> EXERCISE MATERIAL
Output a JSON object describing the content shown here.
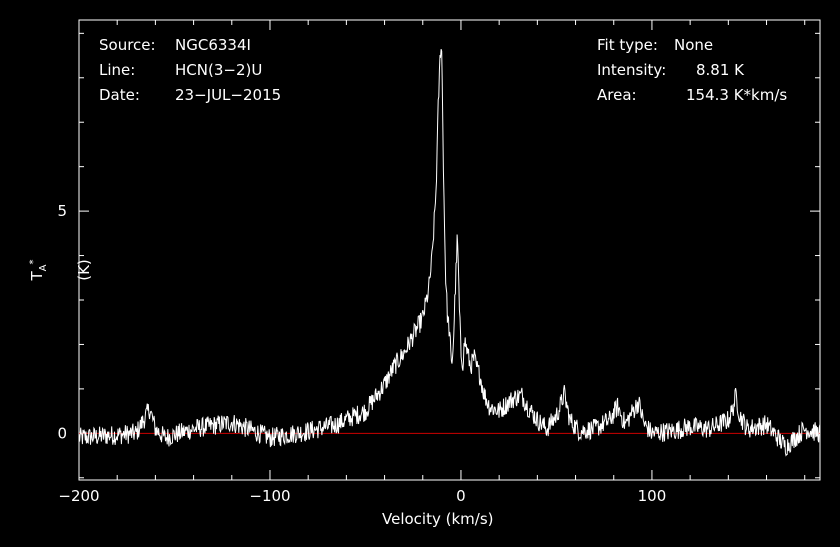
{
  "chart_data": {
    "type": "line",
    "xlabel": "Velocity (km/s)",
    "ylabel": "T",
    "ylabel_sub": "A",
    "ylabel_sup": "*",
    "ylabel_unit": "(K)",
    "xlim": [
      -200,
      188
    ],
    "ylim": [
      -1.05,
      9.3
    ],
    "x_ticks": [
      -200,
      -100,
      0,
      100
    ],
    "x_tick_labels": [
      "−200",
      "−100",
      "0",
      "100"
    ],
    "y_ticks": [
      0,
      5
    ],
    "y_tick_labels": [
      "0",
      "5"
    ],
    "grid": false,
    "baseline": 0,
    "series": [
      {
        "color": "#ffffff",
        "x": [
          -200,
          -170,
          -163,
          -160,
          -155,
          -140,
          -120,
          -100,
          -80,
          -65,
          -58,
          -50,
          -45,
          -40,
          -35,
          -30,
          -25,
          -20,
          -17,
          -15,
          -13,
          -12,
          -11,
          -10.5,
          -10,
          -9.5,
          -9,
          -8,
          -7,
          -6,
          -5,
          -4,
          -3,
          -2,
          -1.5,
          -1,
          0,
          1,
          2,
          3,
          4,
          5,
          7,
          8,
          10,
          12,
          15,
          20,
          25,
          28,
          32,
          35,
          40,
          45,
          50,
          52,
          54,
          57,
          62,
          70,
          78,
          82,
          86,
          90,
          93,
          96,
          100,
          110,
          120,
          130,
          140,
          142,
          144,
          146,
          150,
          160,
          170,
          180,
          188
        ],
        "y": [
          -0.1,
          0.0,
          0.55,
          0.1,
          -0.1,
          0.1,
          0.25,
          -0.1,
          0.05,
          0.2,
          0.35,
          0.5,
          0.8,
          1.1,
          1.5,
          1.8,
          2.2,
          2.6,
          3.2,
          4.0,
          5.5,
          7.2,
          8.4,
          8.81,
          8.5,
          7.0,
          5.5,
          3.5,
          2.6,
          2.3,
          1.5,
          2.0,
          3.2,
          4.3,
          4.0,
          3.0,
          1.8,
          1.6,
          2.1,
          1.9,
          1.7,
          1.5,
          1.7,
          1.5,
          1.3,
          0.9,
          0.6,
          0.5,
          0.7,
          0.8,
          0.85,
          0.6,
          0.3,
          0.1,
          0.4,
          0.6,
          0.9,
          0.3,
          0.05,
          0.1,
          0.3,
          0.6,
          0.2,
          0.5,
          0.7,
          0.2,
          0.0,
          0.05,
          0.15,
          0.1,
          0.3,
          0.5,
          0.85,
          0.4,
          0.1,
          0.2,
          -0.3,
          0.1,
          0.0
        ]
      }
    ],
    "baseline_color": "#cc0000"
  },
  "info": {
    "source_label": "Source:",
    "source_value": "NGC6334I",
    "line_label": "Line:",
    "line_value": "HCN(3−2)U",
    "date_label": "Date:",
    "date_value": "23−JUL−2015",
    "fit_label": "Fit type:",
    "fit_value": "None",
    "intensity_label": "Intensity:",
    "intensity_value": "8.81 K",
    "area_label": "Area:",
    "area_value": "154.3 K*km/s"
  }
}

> DESCRIPTION OF THE TASK
Repeat the records above verbatim, with no pictures in the result.

> ANSWER IN FULL
Output a JSON object describing the content shown here.
{
  "chart_data": {
    "type": "line",
    "xlabel": "Velocity (km/s)",
    "ylabel": "T",
    "ylabel_sub": "A",
    "ylabel_sup": "*",
    "ylabel_unit": "(K)",
    "xlim": [
      -200,
      188
    ],
    "ylim": [
      -1.05,
      9.3
    ],
    "x_ticks": [
      -200,
      -100,
      0,
      100
    ],
    "x_tick_labels": [
      "−200",
      "−100",
      "0",
      "100"
    ],
    "y_ticks": [
      0,
      5
    ],
    "y_tick_labels": [
      "0",
      "5"
    ],
    "grid": false,
    "baseline": 0,
    "series": [
      {
        "color": "#ffffff",
        "x": [
          -200,
          -170,
          -163,
          -160,
          -155,
          -140,
          -120,
          -100,
          -80,
          -65,
          -58,
          -50,
          -45,
          -40,
          -35,
          -30,
          -25,
          -20,
          -17,
          -15,
          -13,
          -12,
          -11,
          -10.5,
          -10,
          -9.5,
          -9,
          -8,
          -7,
          -6,
          -5,
          -4,
          -3,
          -2,
          -1.5,
          -1,
          0,
          1,
          2,
          3,
          4,
          5,
          7,
          8,
          10,
          12,
          15,
          20,
          25,
          28,
          32,
          35,
          40,
          45,
          50,
          52,
          54,
          57,
          62,
          70,
          78,
          82,
          86,
          90,
          93,
          96,
          100,
          110,
          120,
          130,
          140,
          142,
          144,
          146,
          150,
          160,
          170,
          180,
          188
        ],
        "y": [
          -0.1,
          0.0,
          0.55,
          0.1,
          -0.1,
          0.1,
          0.25,
          -0.1,
          0.05,
          0.2,
          0.35,
          0.5,
          0.8,
          1.1,
          1.5,
          1.8,
          2.2,
          2.6,
          3.2,
          4.0,
          5.5,
          7.2,
          8.4,
          8.81,
          8.5,
          7.0,
          5.5,
          3.5,
          2.6,
          2.3,
          1.5,
          2.0,
          3.2,
          4.3,
          4.0,
          3.0,
          1.8,
          1.6,
          2.1,
          1.9,
          1.7,
          1.5,
          1.7,
          1.5,
          1.3,
          0.9,
          0.6,
          0.5,
          0.7,
          0.8,
          0.85,
          0.6,
          0.3,
          0.1,
          0.4,
          0.6,
          0.9,
          0.3,
          0.05,
          0.1,
          0.3,
          0.6,
          0.2,
          0.5,
          0.7,
          0.2,
          0.0,
          0.05,
          0.15,
          0.1,
          0.3,
          0.5,
          0.85,
          0.4,
          0.1,
          0.2,
          -0.3,
          0.1,
          0.0
        ]
      }
    ],
    "baseline_color": "#cc0000"
  },
  "info": {
    "source_label": "Source:",
    "source_value": "NGC6334I",
    "line_label": "Line:",
    "line_value": "HCN(3−2)U",
    "date_label": "Date:",
    "date_value": "23−JUL−2015",
    "fit_label": "Fit type:",
    "fit_value": "None",
    "intensity_label": "Intensity:",
    "intensity_value": "8.81 K",
    "area_label": "Area:",
    "area_value": "154.3 K*km/s"
  }
}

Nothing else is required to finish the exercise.